Requirement → How many of the lines below include "paling"? Give the number and no other words.

Data for processing →
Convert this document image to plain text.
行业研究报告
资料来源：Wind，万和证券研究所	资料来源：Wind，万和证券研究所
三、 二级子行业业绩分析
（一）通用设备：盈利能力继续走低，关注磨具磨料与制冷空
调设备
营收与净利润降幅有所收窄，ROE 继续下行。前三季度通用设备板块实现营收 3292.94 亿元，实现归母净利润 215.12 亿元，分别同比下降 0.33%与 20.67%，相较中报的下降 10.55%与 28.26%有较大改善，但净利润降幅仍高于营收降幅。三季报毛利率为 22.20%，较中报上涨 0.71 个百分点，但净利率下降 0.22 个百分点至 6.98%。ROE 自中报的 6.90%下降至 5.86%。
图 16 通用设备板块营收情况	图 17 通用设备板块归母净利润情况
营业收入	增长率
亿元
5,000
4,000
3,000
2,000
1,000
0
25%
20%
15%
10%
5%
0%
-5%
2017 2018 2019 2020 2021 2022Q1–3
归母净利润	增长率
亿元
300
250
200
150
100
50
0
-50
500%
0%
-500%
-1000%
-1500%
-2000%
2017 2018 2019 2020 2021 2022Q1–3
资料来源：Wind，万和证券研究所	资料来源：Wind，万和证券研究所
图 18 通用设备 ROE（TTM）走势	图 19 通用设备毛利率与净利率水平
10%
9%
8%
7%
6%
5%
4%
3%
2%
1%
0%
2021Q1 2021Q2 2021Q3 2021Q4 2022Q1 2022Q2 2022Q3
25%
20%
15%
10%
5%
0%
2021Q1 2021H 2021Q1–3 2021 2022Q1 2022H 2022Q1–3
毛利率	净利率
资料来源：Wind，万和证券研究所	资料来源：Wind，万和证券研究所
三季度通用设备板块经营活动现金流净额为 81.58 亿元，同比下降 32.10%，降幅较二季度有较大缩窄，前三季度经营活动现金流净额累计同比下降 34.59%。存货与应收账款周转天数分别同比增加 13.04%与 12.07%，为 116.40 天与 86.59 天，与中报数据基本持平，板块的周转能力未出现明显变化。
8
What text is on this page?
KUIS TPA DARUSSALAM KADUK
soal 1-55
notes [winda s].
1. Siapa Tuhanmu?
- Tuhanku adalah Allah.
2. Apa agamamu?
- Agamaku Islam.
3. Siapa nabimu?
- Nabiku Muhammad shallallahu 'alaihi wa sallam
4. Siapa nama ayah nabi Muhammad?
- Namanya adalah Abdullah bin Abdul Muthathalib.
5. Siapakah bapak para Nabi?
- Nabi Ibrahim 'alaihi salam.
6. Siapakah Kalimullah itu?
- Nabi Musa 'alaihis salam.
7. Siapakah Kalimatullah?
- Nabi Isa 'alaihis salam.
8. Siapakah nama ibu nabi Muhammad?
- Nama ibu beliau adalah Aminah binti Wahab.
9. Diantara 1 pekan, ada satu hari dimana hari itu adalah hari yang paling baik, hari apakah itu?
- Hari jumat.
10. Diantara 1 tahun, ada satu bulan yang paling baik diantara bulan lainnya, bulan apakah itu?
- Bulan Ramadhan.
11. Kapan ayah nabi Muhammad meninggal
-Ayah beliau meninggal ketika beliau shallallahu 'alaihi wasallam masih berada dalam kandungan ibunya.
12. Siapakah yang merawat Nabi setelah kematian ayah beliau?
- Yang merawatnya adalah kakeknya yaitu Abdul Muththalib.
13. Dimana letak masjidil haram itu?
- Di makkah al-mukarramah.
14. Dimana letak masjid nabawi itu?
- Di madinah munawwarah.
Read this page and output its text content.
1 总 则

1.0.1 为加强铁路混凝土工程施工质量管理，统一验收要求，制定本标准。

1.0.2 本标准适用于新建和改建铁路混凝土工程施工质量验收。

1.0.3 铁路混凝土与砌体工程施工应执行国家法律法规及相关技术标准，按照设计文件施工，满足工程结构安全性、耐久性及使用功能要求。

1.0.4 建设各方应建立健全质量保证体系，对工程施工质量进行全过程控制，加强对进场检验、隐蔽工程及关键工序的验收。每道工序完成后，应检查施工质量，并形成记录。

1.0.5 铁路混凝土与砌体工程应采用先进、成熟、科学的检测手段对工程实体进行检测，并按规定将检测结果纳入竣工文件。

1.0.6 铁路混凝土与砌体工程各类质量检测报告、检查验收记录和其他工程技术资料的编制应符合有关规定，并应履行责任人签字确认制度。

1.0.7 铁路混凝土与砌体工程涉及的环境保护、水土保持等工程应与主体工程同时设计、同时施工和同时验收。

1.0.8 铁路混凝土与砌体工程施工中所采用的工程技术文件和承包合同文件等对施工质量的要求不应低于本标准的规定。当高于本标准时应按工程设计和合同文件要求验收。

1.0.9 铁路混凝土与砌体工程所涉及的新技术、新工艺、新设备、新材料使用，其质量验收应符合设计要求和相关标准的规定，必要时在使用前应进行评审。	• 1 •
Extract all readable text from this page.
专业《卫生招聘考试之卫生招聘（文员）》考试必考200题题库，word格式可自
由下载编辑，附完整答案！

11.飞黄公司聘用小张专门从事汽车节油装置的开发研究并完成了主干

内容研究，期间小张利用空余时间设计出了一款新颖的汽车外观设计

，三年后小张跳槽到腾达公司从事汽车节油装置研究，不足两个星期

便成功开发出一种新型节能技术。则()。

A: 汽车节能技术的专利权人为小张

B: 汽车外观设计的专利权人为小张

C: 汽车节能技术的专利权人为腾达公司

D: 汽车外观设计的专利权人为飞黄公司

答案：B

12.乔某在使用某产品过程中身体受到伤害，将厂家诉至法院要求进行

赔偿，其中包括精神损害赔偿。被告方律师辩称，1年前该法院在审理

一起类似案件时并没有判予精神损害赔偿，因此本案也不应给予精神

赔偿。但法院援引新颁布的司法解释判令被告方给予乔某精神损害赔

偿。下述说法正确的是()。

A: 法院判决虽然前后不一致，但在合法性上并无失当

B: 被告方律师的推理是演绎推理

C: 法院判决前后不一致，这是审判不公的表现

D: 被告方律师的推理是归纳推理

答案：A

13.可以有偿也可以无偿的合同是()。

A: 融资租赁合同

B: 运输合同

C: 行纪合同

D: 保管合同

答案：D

Correct output → 2